> **What you will do**:
Check every line below for the word "MINOLTA" and show those that hold it.

> **Given entries**:
==========
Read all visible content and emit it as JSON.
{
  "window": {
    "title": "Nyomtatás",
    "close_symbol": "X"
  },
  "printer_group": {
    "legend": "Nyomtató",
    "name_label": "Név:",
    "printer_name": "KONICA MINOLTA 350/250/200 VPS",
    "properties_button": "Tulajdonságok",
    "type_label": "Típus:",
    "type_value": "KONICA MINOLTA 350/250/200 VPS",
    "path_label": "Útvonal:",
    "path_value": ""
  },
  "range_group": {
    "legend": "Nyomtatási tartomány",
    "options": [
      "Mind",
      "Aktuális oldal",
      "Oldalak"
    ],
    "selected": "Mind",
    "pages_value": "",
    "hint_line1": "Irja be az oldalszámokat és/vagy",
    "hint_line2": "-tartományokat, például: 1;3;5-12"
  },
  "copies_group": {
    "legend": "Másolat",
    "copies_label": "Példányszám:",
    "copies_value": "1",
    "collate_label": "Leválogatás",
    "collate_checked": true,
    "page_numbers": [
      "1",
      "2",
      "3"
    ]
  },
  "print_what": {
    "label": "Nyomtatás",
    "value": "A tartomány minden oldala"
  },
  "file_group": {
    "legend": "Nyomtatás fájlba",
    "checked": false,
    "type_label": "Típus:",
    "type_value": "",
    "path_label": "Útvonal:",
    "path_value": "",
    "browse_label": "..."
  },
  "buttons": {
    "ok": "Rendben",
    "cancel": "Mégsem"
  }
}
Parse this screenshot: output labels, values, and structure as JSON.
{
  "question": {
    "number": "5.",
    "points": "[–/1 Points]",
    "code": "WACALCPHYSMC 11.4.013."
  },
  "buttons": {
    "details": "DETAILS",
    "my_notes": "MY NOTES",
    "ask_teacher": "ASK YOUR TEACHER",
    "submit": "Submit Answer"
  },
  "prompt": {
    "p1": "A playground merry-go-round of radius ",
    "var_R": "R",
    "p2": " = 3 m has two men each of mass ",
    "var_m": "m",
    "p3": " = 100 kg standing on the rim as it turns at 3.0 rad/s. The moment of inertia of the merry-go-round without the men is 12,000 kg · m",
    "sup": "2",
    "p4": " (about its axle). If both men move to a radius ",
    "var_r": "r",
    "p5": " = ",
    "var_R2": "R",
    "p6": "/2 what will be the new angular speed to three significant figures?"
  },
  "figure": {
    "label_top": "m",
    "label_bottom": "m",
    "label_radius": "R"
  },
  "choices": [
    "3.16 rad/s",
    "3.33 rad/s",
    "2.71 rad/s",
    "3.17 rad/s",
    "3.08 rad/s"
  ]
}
==========
> **The answer**:
    "printer_name": "KONICA MINOLTA 350/250/200 VPS",
    "type_value": "KONICA MINOLTA 350/250/200 VPS",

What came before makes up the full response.